──────── Items

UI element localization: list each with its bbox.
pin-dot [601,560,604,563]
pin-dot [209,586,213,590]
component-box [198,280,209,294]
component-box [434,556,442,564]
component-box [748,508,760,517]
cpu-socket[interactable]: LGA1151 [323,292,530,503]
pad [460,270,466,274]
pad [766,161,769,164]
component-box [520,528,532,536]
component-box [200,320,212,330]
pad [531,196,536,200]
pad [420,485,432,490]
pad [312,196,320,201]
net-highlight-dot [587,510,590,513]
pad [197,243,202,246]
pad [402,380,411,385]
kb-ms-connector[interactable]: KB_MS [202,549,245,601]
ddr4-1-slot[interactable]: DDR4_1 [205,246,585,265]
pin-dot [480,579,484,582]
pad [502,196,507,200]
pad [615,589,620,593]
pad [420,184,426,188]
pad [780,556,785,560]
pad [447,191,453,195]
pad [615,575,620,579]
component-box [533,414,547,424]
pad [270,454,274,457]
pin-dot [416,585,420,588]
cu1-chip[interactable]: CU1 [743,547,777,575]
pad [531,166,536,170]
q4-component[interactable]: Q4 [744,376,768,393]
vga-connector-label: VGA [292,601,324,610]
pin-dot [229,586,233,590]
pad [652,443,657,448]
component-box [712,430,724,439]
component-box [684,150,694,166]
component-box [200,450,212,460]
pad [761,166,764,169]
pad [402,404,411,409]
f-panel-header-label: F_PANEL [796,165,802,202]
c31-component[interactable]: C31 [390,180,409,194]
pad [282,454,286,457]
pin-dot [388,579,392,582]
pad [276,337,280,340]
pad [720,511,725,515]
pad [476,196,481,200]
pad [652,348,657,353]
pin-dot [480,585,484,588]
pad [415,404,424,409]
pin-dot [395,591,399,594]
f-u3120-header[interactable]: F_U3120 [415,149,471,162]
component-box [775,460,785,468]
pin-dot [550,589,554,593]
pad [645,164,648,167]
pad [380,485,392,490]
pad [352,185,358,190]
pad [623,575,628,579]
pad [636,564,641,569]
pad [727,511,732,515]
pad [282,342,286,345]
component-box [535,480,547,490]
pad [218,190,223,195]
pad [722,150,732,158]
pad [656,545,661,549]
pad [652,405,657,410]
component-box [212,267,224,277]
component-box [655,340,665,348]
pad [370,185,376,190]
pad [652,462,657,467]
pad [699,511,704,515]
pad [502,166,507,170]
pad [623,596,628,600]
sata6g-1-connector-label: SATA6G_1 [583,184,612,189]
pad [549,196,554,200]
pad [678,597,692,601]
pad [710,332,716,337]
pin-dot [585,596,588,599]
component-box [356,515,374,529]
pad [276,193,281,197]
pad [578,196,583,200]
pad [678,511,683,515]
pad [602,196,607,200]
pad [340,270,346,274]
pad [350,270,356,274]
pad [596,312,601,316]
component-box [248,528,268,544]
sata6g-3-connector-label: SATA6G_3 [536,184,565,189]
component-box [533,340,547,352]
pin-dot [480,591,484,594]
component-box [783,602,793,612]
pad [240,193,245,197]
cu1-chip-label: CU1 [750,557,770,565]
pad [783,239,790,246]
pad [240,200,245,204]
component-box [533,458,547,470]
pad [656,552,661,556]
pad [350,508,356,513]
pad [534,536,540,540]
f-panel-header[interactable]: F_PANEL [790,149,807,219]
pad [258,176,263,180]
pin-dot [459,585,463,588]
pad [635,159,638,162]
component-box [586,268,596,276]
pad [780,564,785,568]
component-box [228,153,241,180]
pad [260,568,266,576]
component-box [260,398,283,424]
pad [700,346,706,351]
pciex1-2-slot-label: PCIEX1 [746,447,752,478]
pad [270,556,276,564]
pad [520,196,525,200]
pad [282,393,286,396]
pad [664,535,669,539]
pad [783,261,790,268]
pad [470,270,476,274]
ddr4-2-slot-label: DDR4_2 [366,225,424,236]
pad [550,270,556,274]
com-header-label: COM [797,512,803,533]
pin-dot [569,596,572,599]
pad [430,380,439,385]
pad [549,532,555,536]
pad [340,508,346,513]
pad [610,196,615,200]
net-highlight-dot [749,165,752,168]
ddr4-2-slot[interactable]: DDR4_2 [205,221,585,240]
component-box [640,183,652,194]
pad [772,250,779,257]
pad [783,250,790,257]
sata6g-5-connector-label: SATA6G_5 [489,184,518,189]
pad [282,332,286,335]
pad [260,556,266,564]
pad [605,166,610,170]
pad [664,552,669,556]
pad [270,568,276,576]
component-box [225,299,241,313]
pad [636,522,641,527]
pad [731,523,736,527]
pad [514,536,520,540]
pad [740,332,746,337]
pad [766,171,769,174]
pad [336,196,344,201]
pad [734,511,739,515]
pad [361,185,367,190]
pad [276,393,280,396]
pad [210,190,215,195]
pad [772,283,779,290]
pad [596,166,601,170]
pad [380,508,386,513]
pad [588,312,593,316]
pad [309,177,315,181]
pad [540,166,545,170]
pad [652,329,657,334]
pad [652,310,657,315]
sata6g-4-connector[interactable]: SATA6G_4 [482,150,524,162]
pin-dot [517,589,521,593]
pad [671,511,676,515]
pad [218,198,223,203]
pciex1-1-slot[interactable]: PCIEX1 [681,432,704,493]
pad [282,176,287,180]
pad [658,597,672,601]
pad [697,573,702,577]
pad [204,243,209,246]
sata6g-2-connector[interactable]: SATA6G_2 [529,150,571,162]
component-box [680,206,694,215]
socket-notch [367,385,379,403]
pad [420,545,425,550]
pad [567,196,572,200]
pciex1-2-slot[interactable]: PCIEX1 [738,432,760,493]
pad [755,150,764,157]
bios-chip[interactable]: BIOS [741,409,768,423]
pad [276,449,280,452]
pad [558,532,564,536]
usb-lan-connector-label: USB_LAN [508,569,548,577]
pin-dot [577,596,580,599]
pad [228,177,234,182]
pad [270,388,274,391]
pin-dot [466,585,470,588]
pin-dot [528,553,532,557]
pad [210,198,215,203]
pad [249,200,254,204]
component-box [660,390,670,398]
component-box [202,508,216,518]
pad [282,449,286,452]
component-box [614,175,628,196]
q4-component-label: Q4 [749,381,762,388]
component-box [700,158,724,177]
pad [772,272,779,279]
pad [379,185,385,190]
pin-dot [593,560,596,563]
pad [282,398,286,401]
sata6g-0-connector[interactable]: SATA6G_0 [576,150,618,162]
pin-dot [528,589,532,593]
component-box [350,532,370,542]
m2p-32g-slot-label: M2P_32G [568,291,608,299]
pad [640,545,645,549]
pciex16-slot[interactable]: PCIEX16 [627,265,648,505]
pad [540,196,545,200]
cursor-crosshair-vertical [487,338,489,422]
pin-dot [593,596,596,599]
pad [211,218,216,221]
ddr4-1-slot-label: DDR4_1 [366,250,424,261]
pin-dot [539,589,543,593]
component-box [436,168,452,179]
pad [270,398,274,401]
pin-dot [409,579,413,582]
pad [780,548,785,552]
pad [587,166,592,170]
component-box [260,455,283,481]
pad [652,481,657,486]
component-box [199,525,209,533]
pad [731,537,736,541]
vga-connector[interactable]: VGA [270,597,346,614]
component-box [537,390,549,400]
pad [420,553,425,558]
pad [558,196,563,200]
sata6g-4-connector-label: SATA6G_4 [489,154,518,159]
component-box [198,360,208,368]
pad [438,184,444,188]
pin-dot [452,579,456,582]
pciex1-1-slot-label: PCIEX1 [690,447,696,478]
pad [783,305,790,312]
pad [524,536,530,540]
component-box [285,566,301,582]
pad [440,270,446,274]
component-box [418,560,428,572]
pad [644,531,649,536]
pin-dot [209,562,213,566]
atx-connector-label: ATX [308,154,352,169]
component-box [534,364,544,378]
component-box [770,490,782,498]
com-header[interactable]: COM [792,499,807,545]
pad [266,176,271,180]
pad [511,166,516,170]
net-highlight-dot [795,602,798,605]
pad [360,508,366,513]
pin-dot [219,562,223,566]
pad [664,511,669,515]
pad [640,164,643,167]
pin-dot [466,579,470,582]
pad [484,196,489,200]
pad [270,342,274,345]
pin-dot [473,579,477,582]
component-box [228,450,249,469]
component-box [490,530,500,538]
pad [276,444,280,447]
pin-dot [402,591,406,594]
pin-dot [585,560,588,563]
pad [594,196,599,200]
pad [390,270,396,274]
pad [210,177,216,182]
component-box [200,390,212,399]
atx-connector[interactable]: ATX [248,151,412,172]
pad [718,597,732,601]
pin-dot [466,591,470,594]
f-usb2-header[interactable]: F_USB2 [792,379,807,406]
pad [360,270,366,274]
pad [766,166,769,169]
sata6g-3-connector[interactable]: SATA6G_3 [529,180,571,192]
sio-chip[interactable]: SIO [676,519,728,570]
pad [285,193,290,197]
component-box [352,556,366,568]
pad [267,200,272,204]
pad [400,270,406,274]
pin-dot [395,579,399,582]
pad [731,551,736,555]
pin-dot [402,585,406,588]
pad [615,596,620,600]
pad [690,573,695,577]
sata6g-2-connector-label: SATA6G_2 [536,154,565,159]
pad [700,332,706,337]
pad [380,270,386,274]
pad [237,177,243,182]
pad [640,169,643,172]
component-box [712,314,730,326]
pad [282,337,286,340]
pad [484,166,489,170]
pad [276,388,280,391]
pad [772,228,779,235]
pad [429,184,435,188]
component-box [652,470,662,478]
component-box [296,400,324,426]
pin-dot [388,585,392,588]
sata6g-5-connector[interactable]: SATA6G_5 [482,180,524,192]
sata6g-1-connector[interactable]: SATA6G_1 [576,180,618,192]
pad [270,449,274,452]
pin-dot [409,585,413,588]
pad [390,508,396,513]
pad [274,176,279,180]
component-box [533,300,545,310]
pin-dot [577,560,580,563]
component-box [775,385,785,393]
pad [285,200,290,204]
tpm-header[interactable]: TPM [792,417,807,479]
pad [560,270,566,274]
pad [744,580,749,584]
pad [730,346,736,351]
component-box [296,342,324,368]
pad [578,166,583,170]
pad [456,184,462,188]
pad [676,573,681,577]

────────────────

What is asked> Copy out, without any change, every line from the start of the records down through the line containing "pad [380,485,392,490]", including that line.

Solved problem>
UI element localization: list each with its bbox.
pin-dot [601,560,604,563]
pin-dot [209,586,213,590]
component-box [198,280,209,294]
component-box [434,556,442,564]
component-box [748,508,760,517]
cpu-socket[interactable]: LGA1151 [323,292,530,503]
pad [460,270,466,274]
pad [766,161,769,164]
component-box [520,528,532,536]
component-box [200,320,212,330]
pad [531,196,536,200]
pad [420,485,432,490]
pad [312,196,320,201]
net-highlight-dot [587,510,590,513]
pad [197,243,202,246]
pad [402,380,411,385]
kb-ms-connector[interactable]: KB_MS [202,549,245,601]
ddr4-1-slot[interactable]: DDR4_1 [205,246,585,265]
pin-dot [480,579,484,582]
pad [502,196,507,200]
pad [615,589,620,593]
pad [420,184,426,188]
pad [780,556,785,560]
pad [447,191,453,195]
pad [615,575,620,579]
component-box [533,414,547,424]
pad [270,454,274,457]
pin-dot [416,585,420,588]
cu1-chip[interactable]: CU1 [743,547,777,575]
pad [531,166,536,170]
q4-component[interactable]: Q4 [744,376,768,393]
vga-connector-label: VGA [292,601,324,610]
pin-dot [229,586,233,590]
pad [652,443,657,448]
component-box [712,430,724,439]
component-box [684,150,694,166]
component-box [200,450,212,460]
pad [761,166,764,169]
pad [402,404,411,409]
f-panel-header-label: F_PANEL [796,165,802,202]
c31-component[interactable]: C31 [390,180,409,194]
pad [282,454,286,457]
pin-dot [388,579,392,582]
pad [276,337,280,340]
pad [720,511,725,515]
pad [476,196,481,200]
pad [652,348,657,353]
pin-dot [480,585,484,588]
pad [415,404,424,409]
pin-dot [395,591,399,594]
f-u3120-header[interactable]: F_U3120 [415,149,471,162]
component-box [775,460,785,468]
pin-dot [550,589,554,593]
pad [645,164,648,167]
pad [380,485,392,490]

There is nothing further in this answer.